▶ [Exercise description]
Pictures aside, repeat every entry exactly.

══ Data for this task

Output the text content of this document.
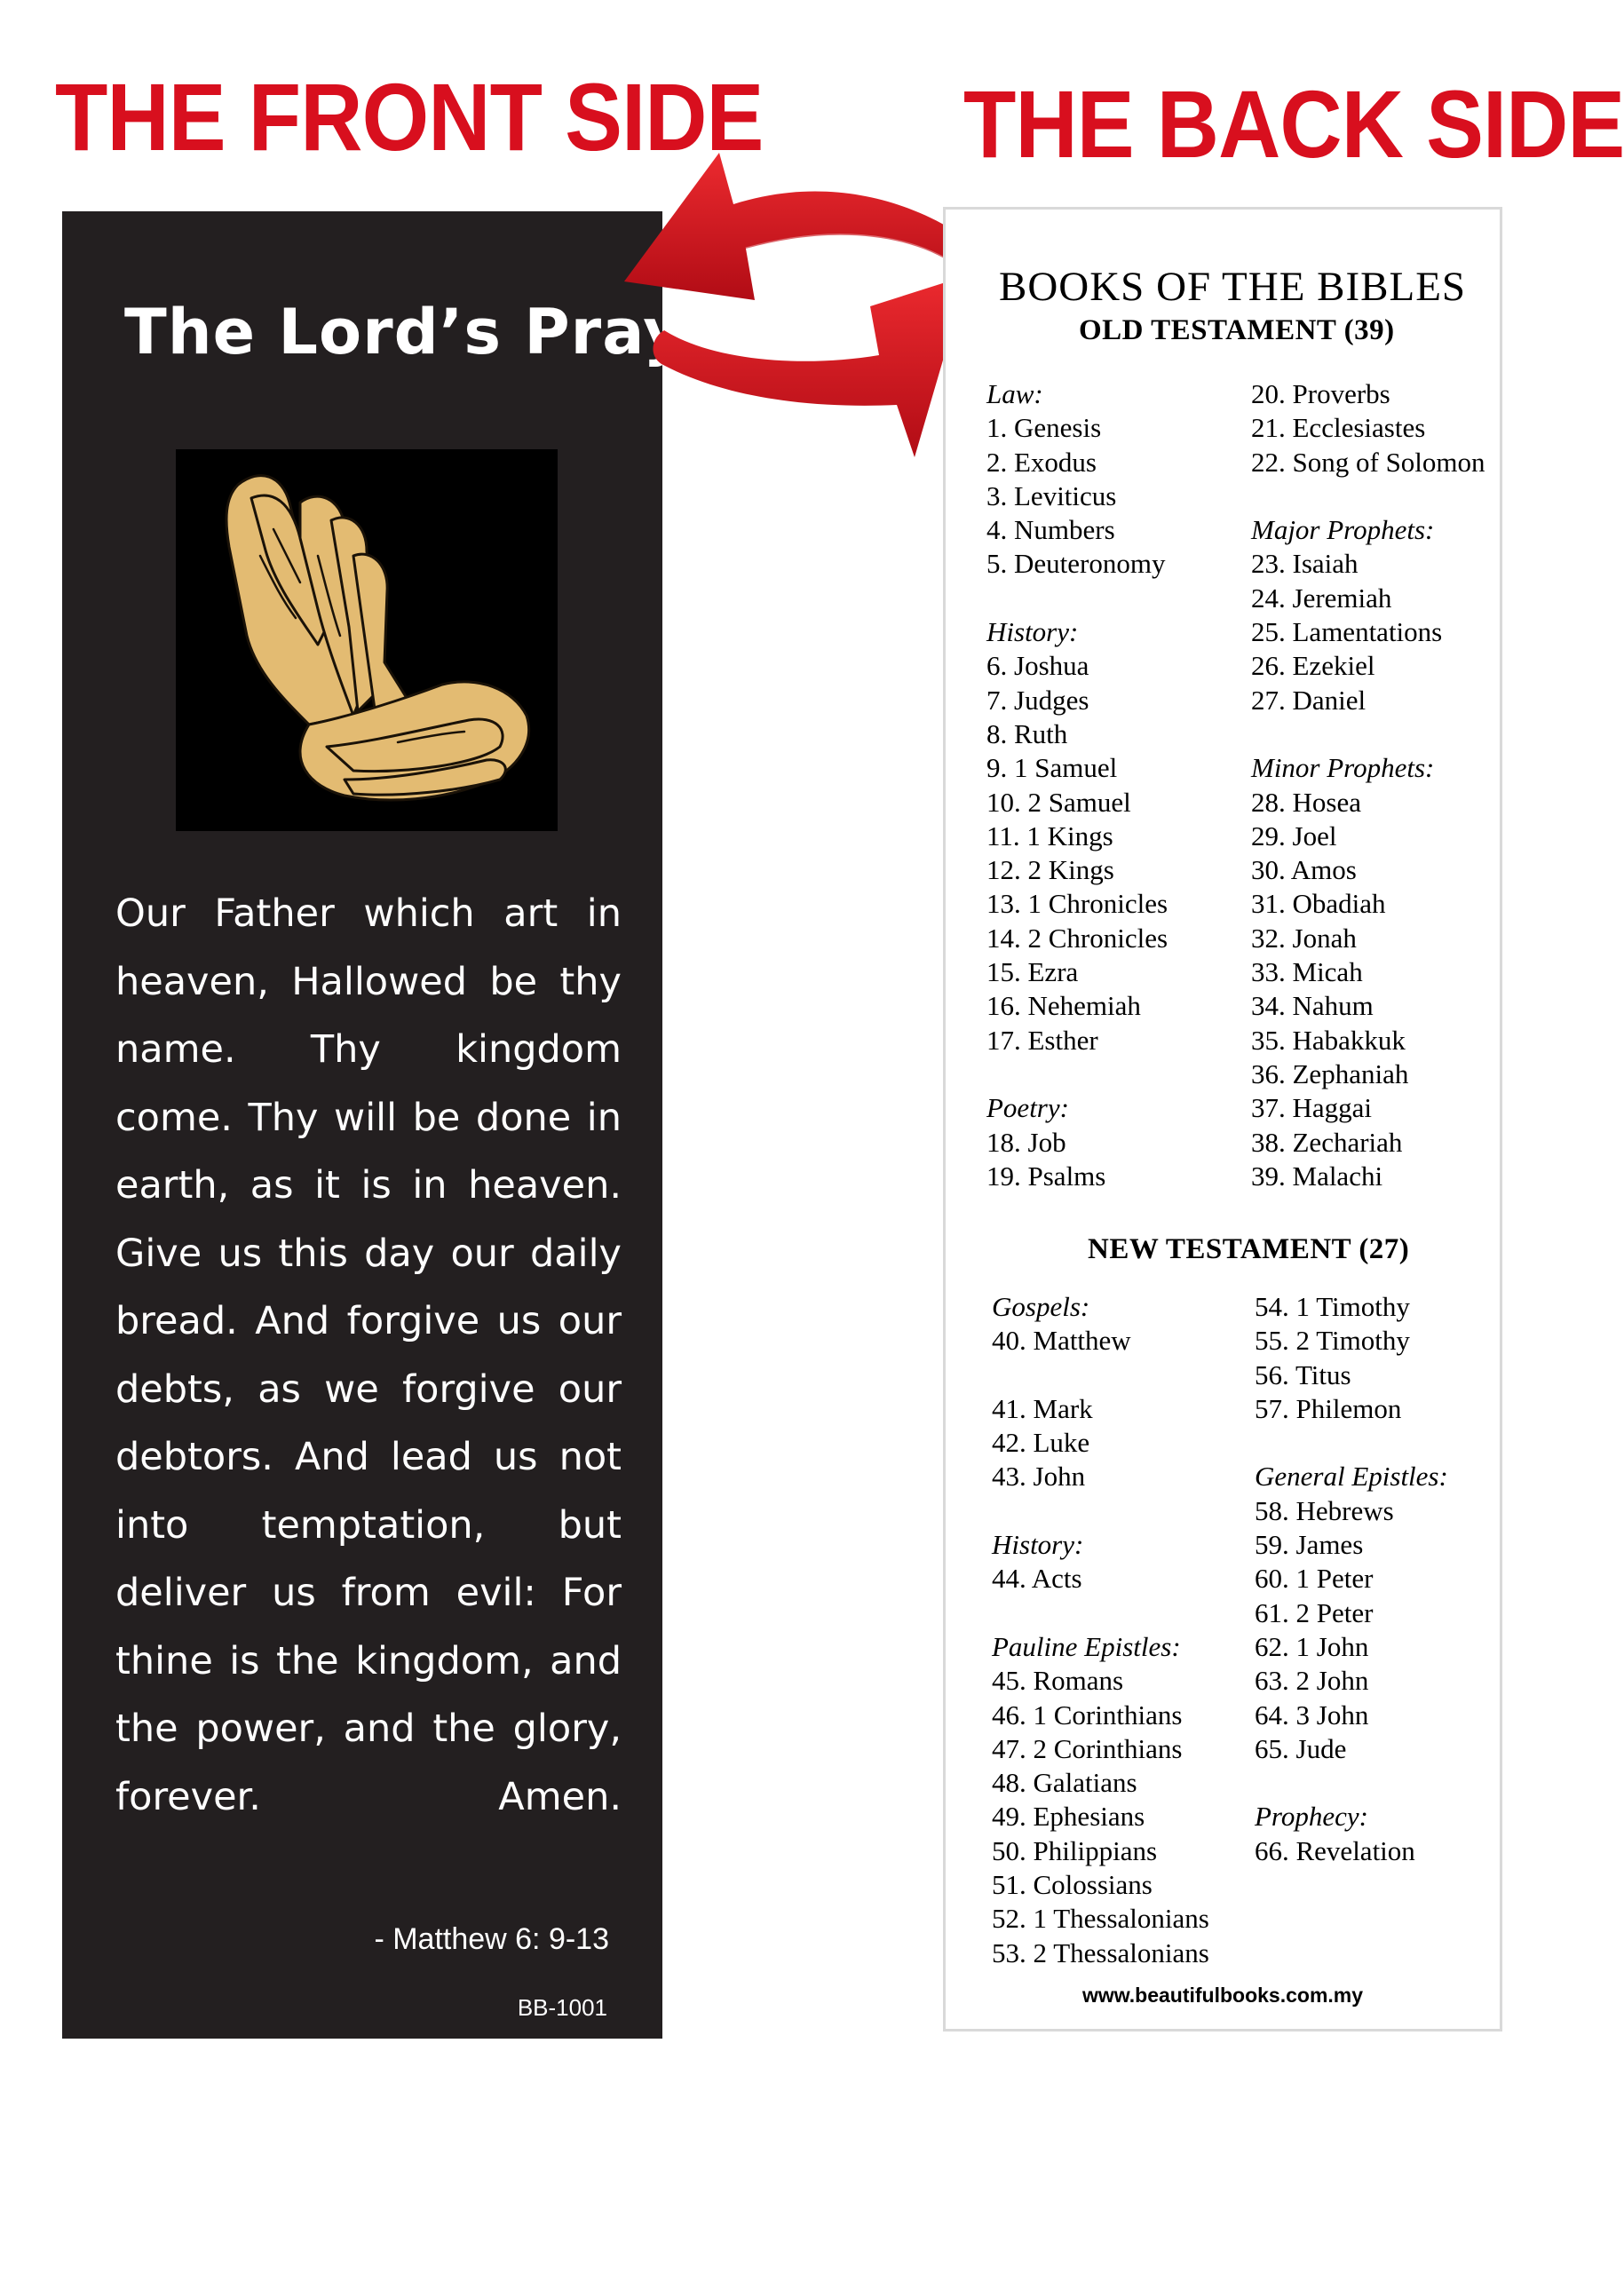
THE FRONT SIDE THE BACK SIDE
The Lord’s Prayer

Our Father which art in heaven, Hallowed be thy name. Thy kingdom come. Thy will be done in earth, as it is in heaven. Give us this day our daily bread. And forgive us our debts, as we forgive our debtors. And lead us not into temptation, but deliver us from evil: For thine is the kingdom, and the power, and the glory, forever. Amen.

- Matthew 6: 9-13
BB-1001
BOOKS OF THE BIBLES
OLD TESTAMENT (39)
Law:
1. Genesis
2. Exodus
3. Leviticus
4. Numbers
5. Deuteronomy
History:
6. Joshua
7. Judges
8. Ruth
9. 1 Samuel
10. 2 Samuel
11. 1 Kings
12. 2 Kings
13. 1 Chronicles
14. 2 Chronicles
15. Ezra
16. Nehemiah
17. Esther
Poetry:
18. Job
19. Psalms
20. Proverbs
21. Ecclesiastes
22. Song of Solomon
Major Prophets:
23. Isaiah
24. Jeremiah
25. Lamentations
26. Ezekiel
27. Daniel
Minor Prophets:
28. Hosea
29. Joel
30. Amos
31. Obadiah
32. Jonah
33. Micah
34. Nahum
35. Habakkuk
36. Zephaniah
37. Haggai
38. Zechariah
39. Malachi
NEW TESTAMENT (27)
Gospels:
40. Matthew
41. Mark
42. Luke
43. John
History:
44. Acts
Pauline Epistles:
45. Romans
46. 1 Corinthians
47. 2 Corinthians
48. Galatians
49. Ephesians
50. Philippians
51. Colossians
52. 1 Thessalonians
53. 2 Thessalonians
54. 1 Timothy
55. 2 Timothy
56. Titus
57. Philemon
General Epistles:
58. Hebrews
59. James
60. 1 Peter
61. 2 Peter
62. 1 John
63. 2 John
64. 3 John
65. Jude
Prophecy:
66. Revelation
www.beautifulbooks.com.my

════

▶ [Task solution]
Output the text content of this document.
THE FRONT SIDE THE BACK SIDE
The Lord’s Prayer

Our Father which art in heaven, Hallowed be thy name. Thy kingdom come. Thy will be done in earth, as it is in heaven. Give us this day our daily bread. And forgive us our debts, as we forgive our debtors. And lead us not into temptation, but deliver us from evil: For thine is the kingdom, and the power, and the glory, forever. Amen.

- Matthew 6: 9-13
BB-1001
BOOKS OF THE BIBLES
OLD TESTAMENT (39)
Law:
1. Genesis
2. Exodus
3. Leviticus
4. Numbers
5. Deuteronomy
History:
6. Joshua
7. Judges
8. Ruth
9. 1 Samuel
10. 2 Samuel
11. 1 Kings
12. 2 Kings
13. 1 Chronicles
14. 2 Chronicles
15. Ezra
16. Nehemiah
17. Esther
Poetry:
18. Job
19. Psalms
20. Proverbs
21. Ecclesiastes
22. Song of Solomon
Major Prophets:
23. Isaiah
24. Jeremiah
25. Lamentations
26. Ezekiel
27. Daniel
Minor Prophets:
28. Hosea
29. Joel
30. Amos
31. Obadiah
32. Jonah
33. Micah
34. Nahum
35. Habakkuk
36. Zephaniah
37. Haggai
38. Zechariah
39. Malachi
NEW TESTAMENT (27)
Gospels:
40. Matthew
41. Mark
42. Luke
43. John
History:
44. Acts
Pauline Epistles:
45. Romans
46. 1 Corinthians
47. 2 Corinthians
48. Galatians
49. Ephesians
50. Philippians
51. Colossians
52. 1 Thessalonians
53. 2 Thessalonians
54. 1 Timothy
55. 2 Timothy
56. Titus
57. Philemon
General Epistles:
58. Hebrews
59. James
60. 1 Peter
61. 2 Peter
62. 1 John
63. 2 John
64. 3 John
65. Jude
Prophecy:
66. Revelation
www.beautifulbooks.com.my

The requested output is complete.